#### TASK DESCRIPTION
Transcribe the records in full, keeping every character as it is.

#### MATERIAL FOR THIS EXERCISE
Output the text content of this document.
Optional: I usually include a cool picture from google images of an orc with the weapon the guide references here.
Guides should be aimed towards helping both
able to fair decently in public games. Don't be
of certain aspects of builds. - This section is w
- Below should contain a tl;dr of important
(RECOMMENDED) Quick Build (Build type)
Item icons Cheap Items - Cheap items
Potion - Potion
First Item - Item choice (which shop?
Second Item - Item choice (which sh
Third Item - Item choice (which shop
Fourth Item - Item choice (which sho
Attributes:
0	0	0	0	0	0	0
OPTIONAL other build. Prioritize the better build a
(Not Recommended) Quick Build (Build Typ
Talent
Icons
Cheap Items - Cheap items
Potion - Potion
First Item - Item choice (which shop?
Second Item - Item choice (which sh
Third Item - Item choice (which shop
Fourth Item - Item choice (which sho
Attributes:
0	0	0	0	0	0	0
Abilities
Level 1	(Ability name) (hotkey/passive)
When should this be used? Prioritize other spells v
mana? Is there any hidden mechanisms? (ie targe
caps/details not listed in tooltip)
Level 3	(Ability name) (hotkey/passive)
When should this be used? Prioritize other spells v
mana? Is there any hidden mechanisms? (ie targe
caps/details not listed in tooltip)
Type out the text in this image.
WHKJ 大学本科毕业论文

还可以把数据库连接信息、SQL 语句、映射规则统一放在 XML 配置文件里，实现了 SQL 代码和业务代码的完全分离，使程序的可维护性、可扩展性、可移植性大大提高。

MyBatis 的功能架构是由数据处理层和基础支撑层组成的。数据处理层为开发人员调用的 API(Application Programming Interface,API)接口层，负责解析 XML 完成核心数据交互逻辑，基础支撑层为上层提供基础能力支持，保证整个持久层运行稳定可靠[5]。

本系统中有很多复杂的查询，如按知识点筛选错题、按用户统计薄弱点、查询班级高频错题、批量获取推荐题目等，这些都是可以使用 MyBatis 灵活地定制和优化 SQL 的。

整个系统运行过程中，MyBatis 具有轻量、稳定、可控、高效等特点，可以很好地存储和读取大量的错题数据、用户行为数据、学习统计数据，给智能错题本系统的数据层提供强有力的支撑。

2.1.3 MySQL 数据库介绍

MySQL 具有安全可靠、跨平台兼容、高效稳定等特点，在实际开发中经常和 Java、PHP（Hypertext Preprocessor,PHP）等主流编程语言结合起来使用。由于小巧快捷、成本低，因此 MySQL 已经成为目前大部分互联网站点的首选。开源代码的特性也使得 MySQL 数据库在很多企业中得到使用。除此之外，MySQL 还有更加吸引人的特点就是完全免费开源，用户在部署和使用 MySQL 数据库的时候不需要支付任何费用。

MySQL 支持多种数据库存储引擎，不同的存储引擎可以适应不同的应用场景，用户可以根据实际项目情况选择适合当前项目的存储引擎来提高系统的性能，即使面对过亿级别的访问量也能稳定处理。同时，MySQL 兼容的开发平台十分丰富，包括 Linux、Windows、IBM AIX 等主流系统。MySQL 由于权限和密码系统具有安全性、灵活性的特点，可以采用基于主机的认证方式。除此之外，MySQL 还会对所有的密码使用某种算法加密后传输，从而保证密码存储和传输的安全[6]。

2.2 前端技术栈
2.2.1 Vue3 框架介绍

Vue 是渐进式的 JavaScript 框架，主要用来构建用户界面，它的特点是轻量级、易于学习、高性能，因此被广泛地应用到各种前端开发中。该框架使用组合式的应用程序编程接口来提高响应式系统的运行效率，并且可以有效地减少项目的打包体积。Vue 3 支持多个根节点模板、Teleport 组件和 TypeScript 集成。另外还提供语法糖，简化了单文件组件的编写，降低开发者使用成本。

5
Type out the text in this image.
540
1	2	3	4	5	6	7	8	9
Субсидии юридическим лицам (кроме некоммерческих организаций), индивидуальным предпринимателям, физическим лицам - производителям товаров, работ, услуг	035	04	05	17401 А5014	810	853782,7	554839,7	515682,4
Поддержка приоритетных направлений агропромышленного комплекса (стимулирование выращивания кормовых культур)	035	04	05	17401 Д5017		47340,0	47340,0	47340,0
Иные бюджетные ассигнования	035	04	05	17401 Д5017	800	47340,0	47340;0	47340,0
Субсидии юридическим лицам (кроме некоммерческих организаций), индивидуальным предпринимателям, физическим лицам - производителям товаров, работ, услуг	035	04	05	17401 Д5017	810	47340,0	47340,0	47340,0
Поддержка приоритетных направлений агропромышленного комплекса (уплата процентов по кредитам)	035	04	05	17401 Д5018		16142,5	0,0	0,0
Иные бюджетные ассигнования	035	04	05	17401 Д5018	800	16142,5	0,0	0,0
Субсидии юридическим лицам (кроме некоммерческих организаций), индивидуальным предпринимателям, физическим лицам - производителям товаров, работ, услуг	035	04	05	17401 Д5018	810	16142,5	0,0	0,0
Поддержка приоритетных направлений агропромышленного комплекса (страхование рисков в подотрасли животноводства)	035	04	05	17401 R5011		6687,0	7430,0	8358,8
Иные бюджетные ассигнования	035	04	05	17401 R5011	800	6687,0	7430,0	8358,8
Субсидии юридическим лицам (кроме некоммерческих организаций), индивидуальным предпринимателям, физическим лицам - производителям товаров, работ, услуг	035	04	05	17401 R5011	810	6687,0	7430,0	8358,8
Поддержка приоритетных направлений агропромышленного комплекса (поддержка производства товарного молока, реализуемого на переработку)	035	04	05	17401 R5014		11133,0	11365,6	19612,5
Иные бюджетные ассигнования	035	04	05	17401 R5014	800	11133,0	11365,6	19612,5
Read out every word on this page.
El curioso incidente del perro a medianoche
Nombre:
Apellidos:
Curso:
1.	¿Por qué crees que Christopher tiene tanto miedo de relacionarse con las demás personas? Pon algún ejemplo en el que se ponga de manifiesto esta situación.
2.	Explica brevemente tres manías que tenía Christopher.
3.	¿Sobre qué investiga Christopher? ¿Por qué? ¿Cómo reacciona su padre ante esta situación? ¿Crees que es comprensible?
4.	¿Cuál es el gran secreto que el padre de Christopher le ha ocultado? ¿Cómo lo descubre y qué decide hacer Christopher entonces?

#### SOLUTION FOR THIS EXERCISE
Output the text content of this document.
Optional: I usually include a cool picture from google images of an orc with the weapon the guide references here.
Guides should be aimed towards helping both
able to fair decently in public games. Don't be
of certain aspects of builds. - This section is w
- Below should contain a tl;dr of important
(RECOMMENDED) Quick Build (Build type)
Item icons Cheap Items - Cheap items
Potion - Potion
First Item - Item choice (which shop?
Second Item - Item choice (which sh
Third Item - Item choice (which shop
Fourth Item - Item choice (which sho
Attributes:
0	0	0	0	0	0	0
OPTIONAL other build. Prioritize the better build a
(Not Recommended) Quick Build (Build Typ
Talent
Icons
Cheap Items - Cheap items
Potion - Potion
First Item - Item choice (which shop?
Second Item - Item choice (which sh
Third Item - Item choice (which shop
Fourth Item - Item choice (which sho
Attributes:
0	0	0	0	0	0	0
Abilities
Level 1	(Ability name) (hotkey/passive)
When should this be used? Prioritize other spells v
mana? Is there any hidden mechanisms? (ie targe
caps/details not listed in tooltip)
Level 3	(Ability name) (hotkey/passive)
When should this be used? Prioritize other spells v
mana? Is there any hidden mechanisms? (ie targe
caps/details not listed in tooltip)
Type out the text in this image.
WHKJ 大学本科毕业论文

还可以把数据库连接信息、SQL 语句、映射规则统一放在 XML 配置文件里，实现了 SQL 代码和业务代码的完全分离，使程序的可维护性、可扩展性、可移植性大大提高。

MyBatis 的功能架构是由数据处理层和基础支撑层组成的。数据处理层为开发人员调用的 API(Application Programming Interface,API)接口层，负责解析 XML 完成核心数据交互逻辑，基础支撑层为上层提供基础能力支持，保证整个持久层运行稳定可靠[5]。

本系统中有很多复杂的查询，如按知识点筛选错题、按用户统计薄弱点、查询班级高频错题、批量获取推荐题目等，这些都是可以使用 MyBatis 灵活地定制和优化 SQL 的。

整个系统运行过程中，MyBatis 具有轻量、稳定、可控、高效等特点，可以很好地存储和读取大量的错题数据、用户行为数据、学习统计数据，给智能错题本系统的数据层提供强有力的支撑。

2.1.3 MySQL 数据库介绍

MySQL 具有安全可靠、跨平台兼容、高效稳定等特点，在实际开发中经常和 Java、PHP（Hypertext Preprocessor,PHP）等主流编程语言结合起来使用。由于小巧快捷、成本低，因此 MySQL 已经成为目前大部分互联网站点的首选。开源代码的特性也使得 MySQL 数据库在很多企业中得到使用。除此之外，MySQL 还有更加吸引人的特点就是完全免费开源，用户在部署和使用 MySQL 数据库的时候不需要支付任何费用。

MySQL 支持多种数据库存储引擎，不同的存储引擎可以适应不同的应用场景，用户可以根据实际项目情况选择适合当前项目的存储引擎来提高系统的性能，即使面对过亿级别的访问量也能稳定处理。同时，MySQL 兼容的开发平台十分丰富，包括 Linux、Windows、IBM AIX 等主流系统。MySQL 由于权限和密码系统具有安全性、灵活性的特点，可以采用基于主机的认证方式。除此之外，MySQL 还会对所有的密码使用某种算法加密后传输，从而保证密码存储和传输的安全[6]。

2.2 前端技术栈
2.2.1 Vue3 框架介绍

Vue 是渐进式的 JavaScript 框架，主要用来构建用户界面，它的特点是轻量级、易于学习、高性能，因此被广泛地应用到各种前端开发中。该框架使用组合式的应用程序编程接口来提高响应式系统的运行效率，并且可以有效地减少项目的打包体积。Vue 3 支持多个根节点模板、Teleport 组件和 TypeScript 集成。另外还提供语法糖，简化了单文件组件的编写，降低开发者使用成本。

5
Type out the text in this image.
540
1	2	3	4	5	6	7	8	9
Субсидии юридическим лицам (кроме некоммерческих организаций), индивидуальным предпринимателям, физическим лицам - производителям товаров, работ, услуг	035	04	05	17401 А5014	810	853782,7	554839,7	515682,4
Поддержка приоритетных направлений агропромышленного комплекса (стимулирование выращивания кормовых культур)	035	04	05	17401 Д5017		47340,0	47340,0	47340,0
Иные бюджетные ассигнования	035	04	05	17401 Д5017	800	47340,0	47340;0	47340,0
Субсидии юридическим лицам (кроме некоммерческих организаций), индивидуальным предпринимателям, физическим лицам - производителям товаров, работ, услуг	035	04	05	17401 Д5017	810	47340,0	47340,0	47340,0
Поддержка приоритетных направлений агропромышленного комплекса (уплата процентов по кредитам)	035	04	05	17401 Д5018		16142,5	0,0	0,0
Иные бюджетные ассигнования	035	04	05	17401 Д5018	800	16142,5	0,0	0,0
Субсидии юридическим лицам (кроме некоммерческих организаций), индивидуальным предпринимателям, физическим лицам - производителям товаров, работ, услуг	035	04	05	17401 Д5018	810	16142,5	0,0	0,0
Поддержка приоритетных направлений агропромышленного комплекса (страхование рисков в подотрасли животноводства)	035	04	05	17401 R5011		6687,0	7430,0	8358,8
Иные бюджетные ассигнования	035	04	05	17401 R5011	800	6687,0	7430,0	8358,8
Субсидии юридическим лицам (кроме некоммерческих организаций), индивидуальным предпринимателям, физическим лицам - производителям товаров, работ, услуг	035	04	05	17401 R5011	810	6687,0	7430,0	8358,8
Поддержка приоритетных направлений агропромышленного комплекса (поддержка производства товарного молока, реализуемого на переработку)	035	04	05	17401 R5014		11133,0	11365,6	19612,5
Иные бюджетные ассигнования	035	04	05	17401 R5014	800	11133,0	11365,6	19612,5
Read out every word on this page.
El curioso incidente del perro a medianoche
Nombre:
Apellidos:
Curso:
1.	¿Por qué crees que Christopher tiene tanto miedo de relacionarse con las demás personas? Pon algún ejemplo en el que se ponga de manifiesto esta situación.
2.	Explica brevemente tres manías que tenía Christopher.
3.	¿Sobre qué investiga Christopher? ¿Por qué? ¿Cómo reacciona su padre ante esta situación? ¿Crees que es comprensible?
4.	¿Cuál es el gran secreto que el padre de Christopher le ha ocultado? ¿Cómo lo descubre y qué decide hacer Christopher entonces?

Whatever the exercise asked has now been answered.